▸ **Data lines**:
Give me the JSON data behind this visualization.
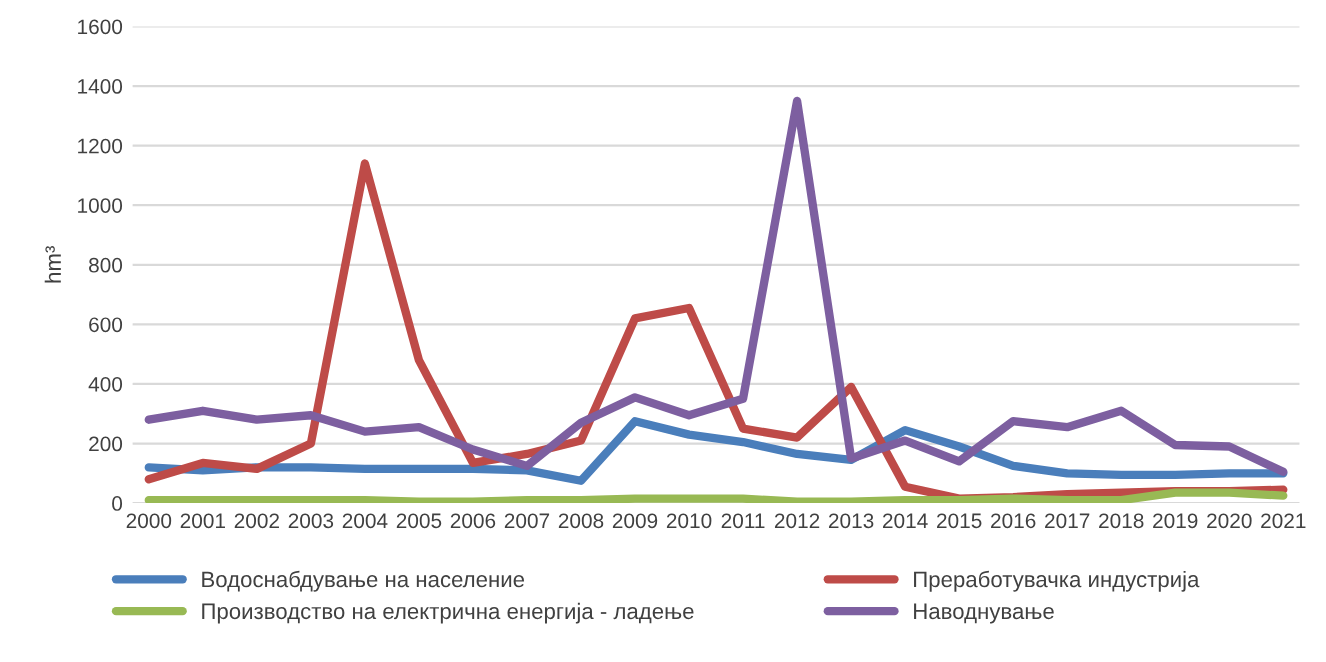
{
  "chart_data": {
    "type": "line",
    "ylabel": "hm³",
    "categories": [
      "2000",
      "2001",
      "2002",
      "2003",
      "2004",
      "2005",
      "2006",
      "2007",
      "2008",
      "2009",
      "2010",
      "2011",
      "2012",
      "2013",
      "2014",
      "2015",
      "2016",
      "2017",
      "2018",
      "2019",
      "2020",
      "2021"
    ],
    "series": [
      {
        "name": "Водоснабдување на население",
        "color": "#4a7ebb",
        "values": [
          120,
          110,
          120,
          120,
          115,
          115,
          115,
          110,
          75,
          275,
          230,
          205,
          165,
          145,
          245,
          190,
          125,
          100,
          95,
          95,
          100,
          100
        ]
      },
      {
        "name": "Преработувачка индустрија",
        "color": "#be4b48",
        "values": [
          80,
          135,
          115,
          200,
          1140,
          480,
          135,
          165,
          210,
          620,
          655,
          250,
          220,
          390,
          55,
          15,
          20,
          30,
          35,
          40,
          40,
          45
        ]
      },
      {
        "name": "Производство на електрична енергија - ладење",
        "color": "#98b954",
        "values": [
          10,
          10,
          10,
          10,
          10,
          5,
          5,
          10,
          10,
          15,
          15,
          15,
          5,
          5,
          10,
          10,
          15,
          10,
          10,
          35,
          35,
          25
        ]
      },
      {
        "name": "Наводнување",
        "color": "#7d5fa0",
        "values": [
          280,
          310,
          280,
          295,
          240,
          255,
          180,
          125,
          270,
          355,
          295,
          350,
          1350,
          150,
          210,
          140,
          275,
          255,
          310,
          195,
          190,
          105
        ]
      }
    ],
    "ylim": [
      0,
      1600
    ],
    "yticks": [
      0,
      200,
      400,
      600,
      800,
      1000,
      1200,
      1400,
      1600
    ],
    "grid": "y",
    "legend": "bottom",
    "line_style": "solid",
    "marker": "none"
  }
}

▸ **Work to do**:
Using the records above, select and copy every line that has the word "color".

▸ **Answer below**:
        "color": "#4a7ebb",
        "color": "#be4b48",
        "color": "#98b954",
        "color": "#7d5fa0",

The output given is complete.